Short exercise
What are the lines from the one with "Output a JSON" through the one with "What data populates", inclusive? Output them exactly, and leave out the pictures.

Data in this exercise
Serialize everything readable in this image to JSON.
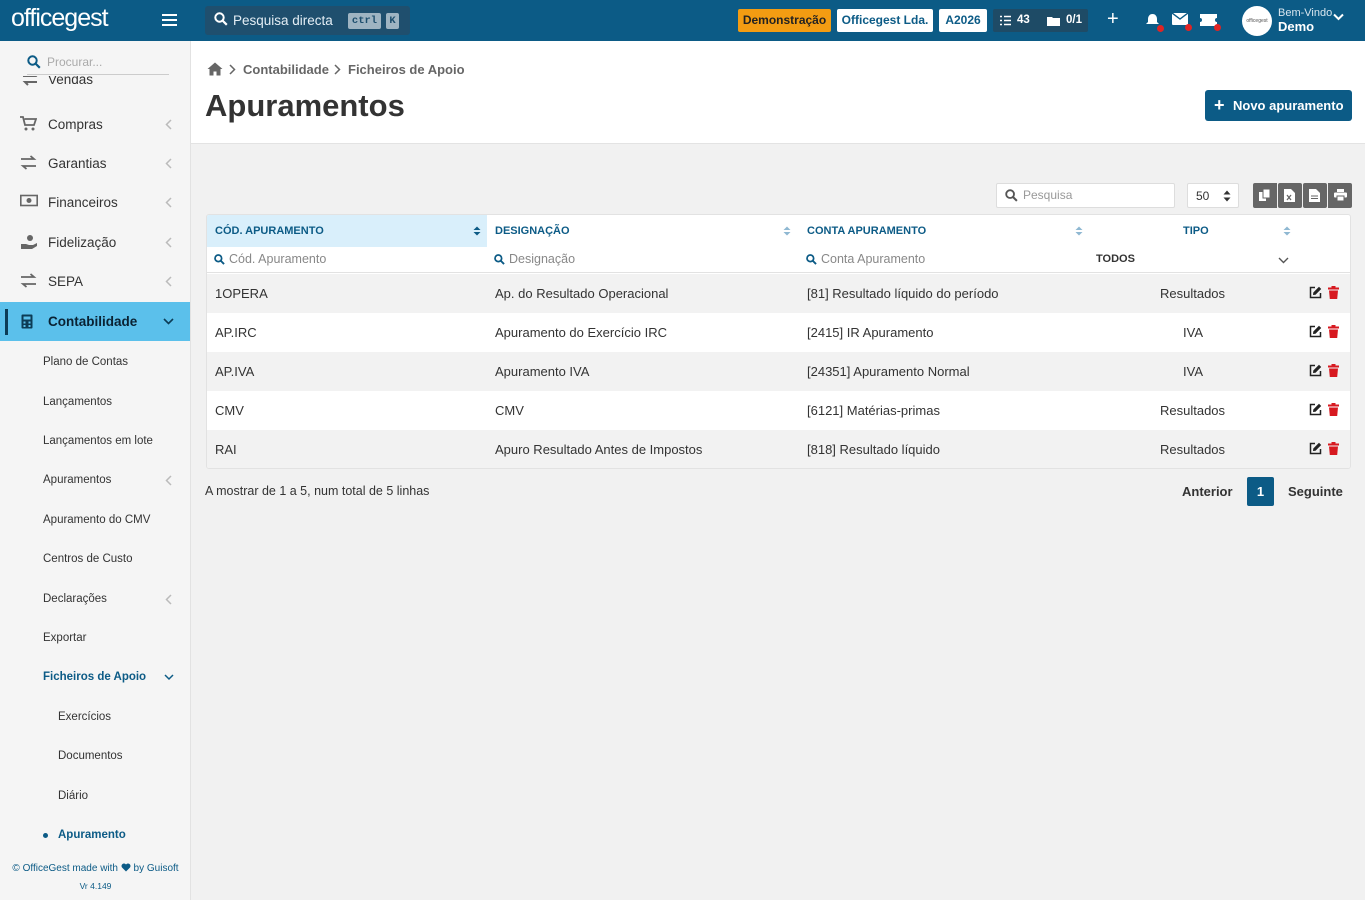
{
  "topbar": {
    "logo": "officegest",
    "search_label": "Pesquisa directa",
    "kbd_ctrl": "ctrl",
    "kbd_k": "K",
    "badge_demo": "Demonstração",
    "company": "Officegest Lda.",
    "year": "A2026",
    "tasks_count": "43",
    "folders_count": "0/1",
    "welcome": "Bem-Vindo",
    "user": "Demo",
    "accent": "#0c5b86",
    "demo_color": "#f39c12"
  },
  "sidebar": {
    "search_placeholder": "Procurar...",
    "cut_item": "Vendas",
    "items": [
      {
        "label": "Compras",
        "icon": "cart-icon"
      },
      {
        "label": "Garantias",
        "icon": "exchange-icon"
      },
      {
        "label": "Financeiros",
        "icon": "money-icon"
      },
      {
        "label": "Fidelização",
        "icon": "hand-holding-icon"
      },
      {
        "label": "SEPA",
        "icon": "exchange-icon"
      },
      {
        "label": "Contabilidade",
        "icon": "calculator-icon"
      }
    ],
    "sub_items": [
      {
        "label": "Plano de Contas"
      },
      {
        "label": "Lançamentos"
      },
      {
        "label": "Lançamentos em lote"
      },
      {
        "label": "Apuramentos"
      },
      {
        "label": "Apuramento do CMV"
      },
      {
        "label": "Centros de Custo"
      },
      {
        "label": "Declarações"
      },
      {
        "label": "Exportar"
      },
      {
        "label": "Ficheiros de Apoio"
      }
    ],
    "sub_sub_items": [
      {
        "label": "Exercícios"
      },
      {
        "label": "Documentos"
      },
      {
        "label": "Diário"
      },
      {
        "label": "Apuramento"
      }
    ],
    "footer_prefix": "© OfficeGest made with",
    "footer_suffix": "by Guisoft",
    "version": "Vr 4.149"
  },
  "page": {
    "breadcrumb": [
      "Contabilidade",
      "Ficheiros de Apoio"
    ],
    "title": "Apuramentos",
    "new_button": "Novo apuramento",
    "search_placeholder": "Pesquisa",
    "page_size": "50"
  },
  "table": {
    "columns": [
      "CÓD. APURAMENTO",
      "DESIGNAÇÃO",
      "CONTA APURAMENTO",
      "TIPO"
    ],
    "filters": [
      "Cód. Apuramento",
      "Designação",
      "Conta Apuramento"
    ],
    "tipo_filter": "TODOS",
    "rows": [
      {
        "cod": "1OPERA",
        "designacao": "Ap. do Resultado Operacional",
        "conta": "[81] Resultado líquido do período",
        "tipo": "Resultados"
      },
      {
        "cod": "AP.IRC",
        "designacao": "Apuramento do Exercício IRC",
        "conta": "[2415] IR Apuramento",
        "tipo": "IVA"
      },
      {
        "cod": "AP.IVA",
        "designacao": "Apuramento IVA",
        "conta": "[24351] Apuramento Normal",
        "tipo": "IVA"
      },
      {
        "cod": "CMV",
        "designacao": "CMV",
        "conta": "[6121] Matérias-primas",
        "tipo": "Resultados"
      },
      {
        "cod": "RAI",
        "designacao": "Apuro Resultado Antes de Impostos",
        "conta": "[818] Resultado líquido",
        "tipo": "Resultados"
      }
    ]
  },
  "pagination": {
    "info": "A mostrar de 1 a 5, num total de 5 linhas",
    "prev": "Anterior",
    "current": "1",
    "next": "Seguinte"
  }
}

---

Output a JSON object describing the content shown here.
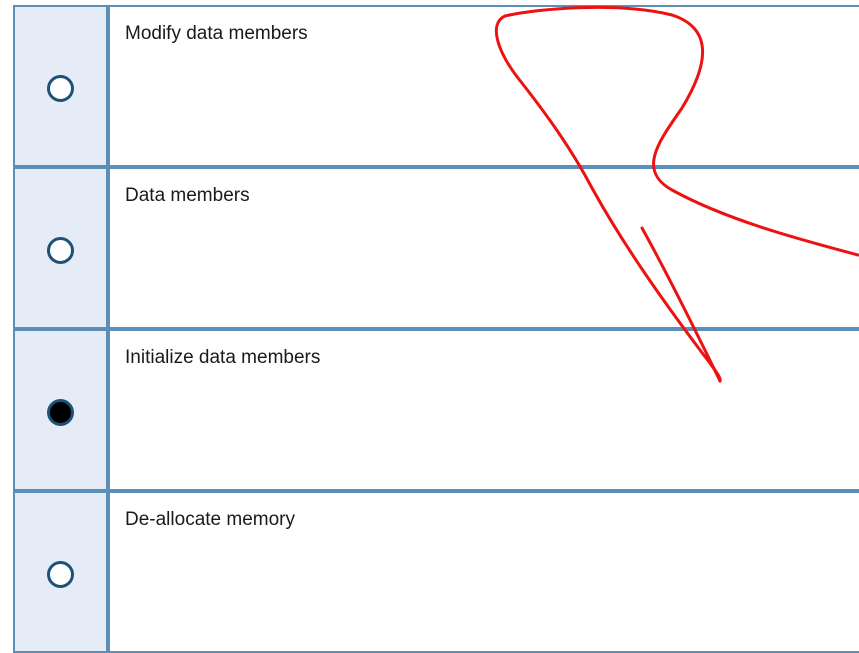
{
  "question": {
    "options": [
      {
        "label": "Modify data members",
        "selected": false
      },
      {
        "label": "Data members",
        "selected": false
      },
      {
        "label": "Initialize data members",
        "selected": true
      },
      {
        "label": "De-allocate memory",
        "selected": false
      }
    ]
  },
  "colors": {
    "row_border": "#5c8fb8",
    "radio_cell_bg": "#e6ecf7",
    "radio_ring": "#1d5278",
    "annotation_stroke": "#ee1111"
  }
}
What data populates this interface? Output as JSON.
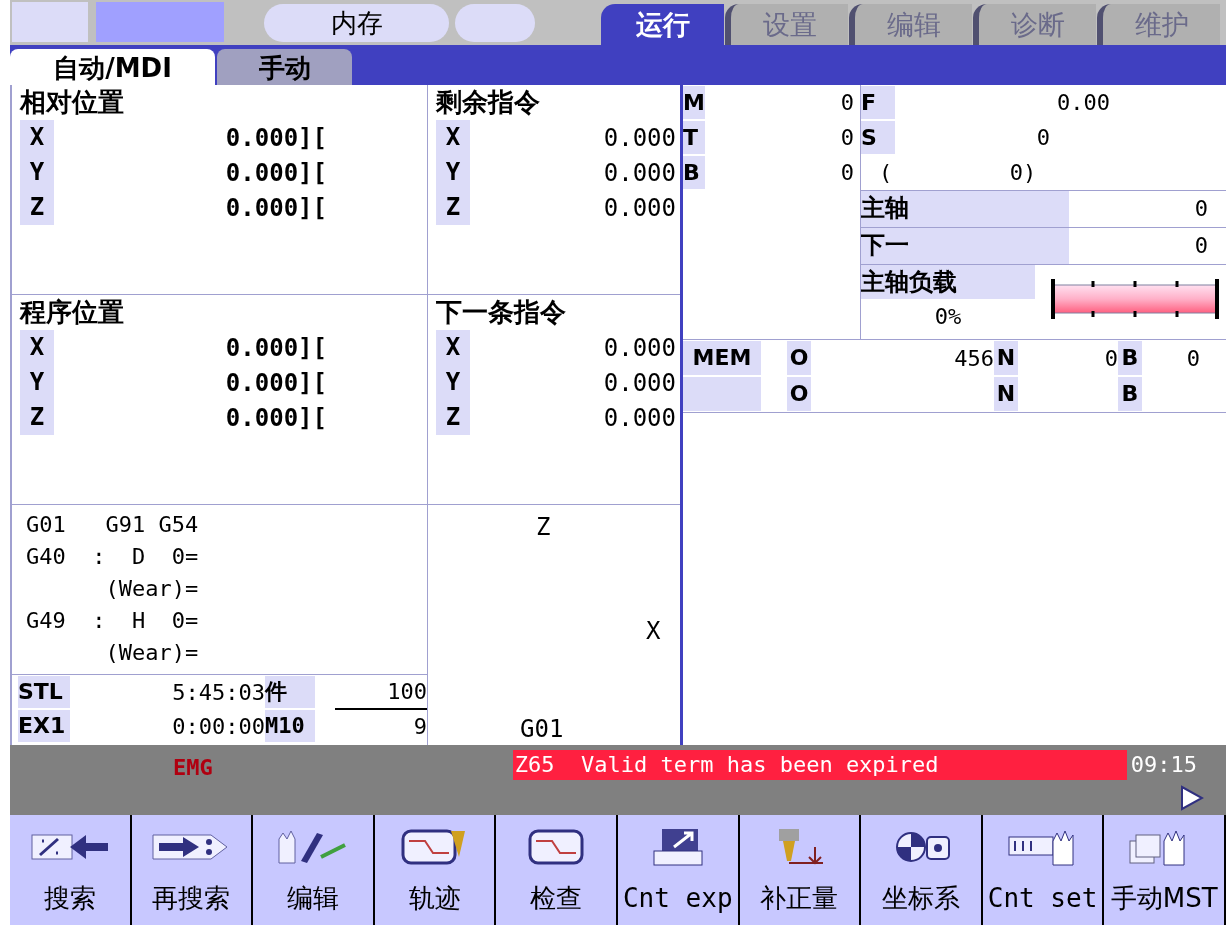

Full solution
Output a JSON object describing the content shown here.
{
  "question": {
    "options": [
      {
        "label": "Modify data members",
        "selected": false
      },
      {
        "label": "Data members",
        "selected": false
      },
      {
        "label": "Initialize data members",
        "selected": true
      },
      {
        "label": "De-allocate memory",
        "selected": false
      }
    ]
  },
  "colors": {
    "row_border": "#5c8fb8",
    "radio_cell_bg": "#e6ecf7",
    "radio_ring": "#1d5278",
    "annotation_stroke": "#ee1111"
  }
}
What data populates this interface? Output as JSON.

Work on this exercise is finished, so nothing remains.